Task description
Gather up the lines with the word "username" in them.

##### Materials provided

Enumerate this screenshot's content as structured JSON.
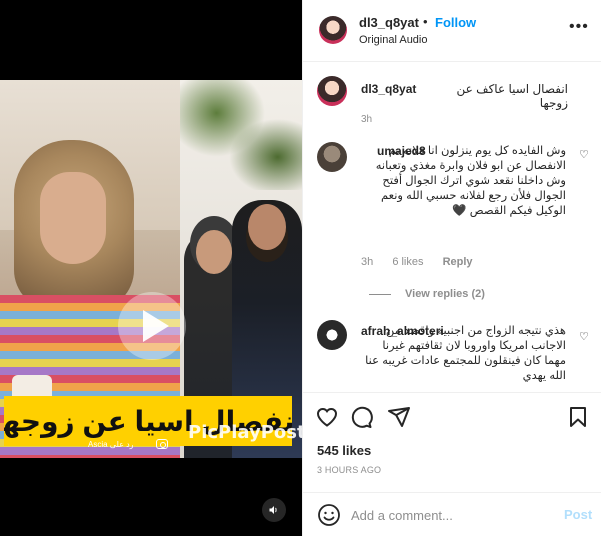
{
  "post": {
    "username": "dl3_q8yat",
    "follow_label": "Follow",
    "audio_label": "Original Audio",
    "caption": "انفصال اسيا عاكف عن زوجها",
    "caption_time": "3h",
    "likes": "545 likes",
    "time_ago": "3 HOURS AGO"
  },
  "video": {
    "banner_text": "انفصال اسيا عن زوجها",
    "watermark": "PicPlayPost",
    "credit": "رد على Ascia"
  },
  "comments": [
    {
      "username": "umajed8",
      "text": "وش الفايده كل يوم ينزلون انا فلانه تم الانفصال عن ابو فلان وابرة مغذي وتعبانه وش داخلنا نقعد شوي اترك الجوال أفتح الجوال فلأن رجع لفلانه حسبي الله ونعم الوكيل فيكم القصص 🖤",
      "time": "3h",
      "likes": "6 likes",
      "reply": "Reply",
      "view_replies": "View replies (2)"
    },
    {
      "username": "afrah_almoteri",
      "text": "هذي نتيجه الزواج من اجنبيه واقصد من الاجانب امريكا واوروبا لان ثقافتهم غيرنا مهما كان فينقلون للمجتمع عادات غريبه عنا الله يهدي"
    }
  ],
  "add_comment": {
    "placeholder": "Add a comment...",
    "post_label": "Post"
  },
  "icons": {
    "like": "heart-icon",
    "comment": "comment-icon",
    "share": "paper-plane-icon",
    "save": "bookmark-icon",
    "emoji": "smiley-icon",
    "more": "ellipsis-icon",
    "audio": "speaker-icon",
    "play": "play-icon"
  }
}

##########
##### Materials provided

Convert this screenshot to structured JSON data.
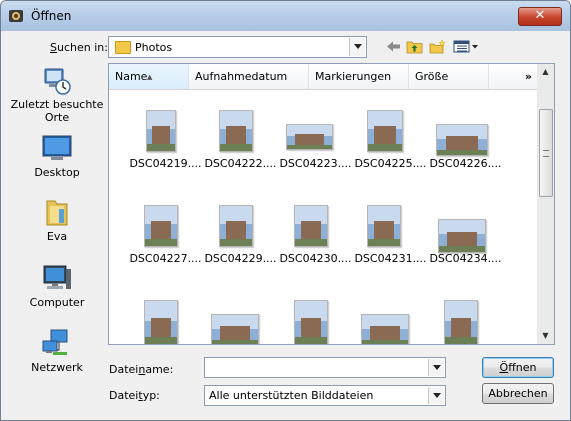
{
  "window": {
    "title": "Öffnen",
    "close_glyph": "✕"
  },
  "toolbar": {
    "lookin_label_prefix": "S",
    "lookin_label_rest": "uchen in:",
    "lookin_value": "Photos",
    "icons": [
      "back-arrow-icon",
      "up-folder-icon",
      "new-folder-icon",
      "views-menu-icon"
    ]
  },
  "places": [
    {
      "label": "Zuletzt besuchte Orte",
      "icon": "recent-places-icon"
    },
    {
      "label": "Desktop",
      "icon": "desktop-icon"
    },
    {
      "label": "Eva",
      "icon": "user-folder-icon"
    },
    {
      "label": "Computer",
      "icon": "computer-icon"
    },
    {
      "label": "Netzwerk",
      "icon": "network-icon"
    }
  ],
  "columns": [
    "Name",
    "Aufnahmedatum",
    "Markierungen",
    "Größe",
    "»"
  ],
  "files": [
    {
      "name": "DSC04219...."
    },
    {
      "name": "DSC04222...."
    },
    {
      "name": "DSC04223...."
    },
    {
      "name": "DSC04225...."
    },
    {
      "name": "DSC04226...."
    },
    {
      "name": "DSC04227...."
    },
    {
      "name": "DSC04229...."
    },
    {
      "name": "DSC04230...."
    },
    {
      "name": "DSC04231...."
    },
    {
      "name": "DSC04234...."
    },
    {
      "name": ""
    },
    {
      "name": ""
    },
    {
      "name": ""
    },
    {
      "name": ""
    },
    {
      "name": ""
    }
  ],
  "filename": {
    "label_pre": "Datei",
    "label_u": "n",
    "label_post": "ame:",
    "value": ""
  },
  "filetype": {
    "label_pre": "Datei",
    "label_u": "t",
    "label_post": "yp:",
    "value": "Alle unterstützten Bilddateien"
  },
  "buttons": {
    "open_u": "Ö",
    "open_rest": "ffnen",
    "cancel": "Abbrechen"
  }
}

##########

Finished exercise
    "username": "dl3_q8yat",
      "username": "umajed8",
      "username": "afrah_almoteri",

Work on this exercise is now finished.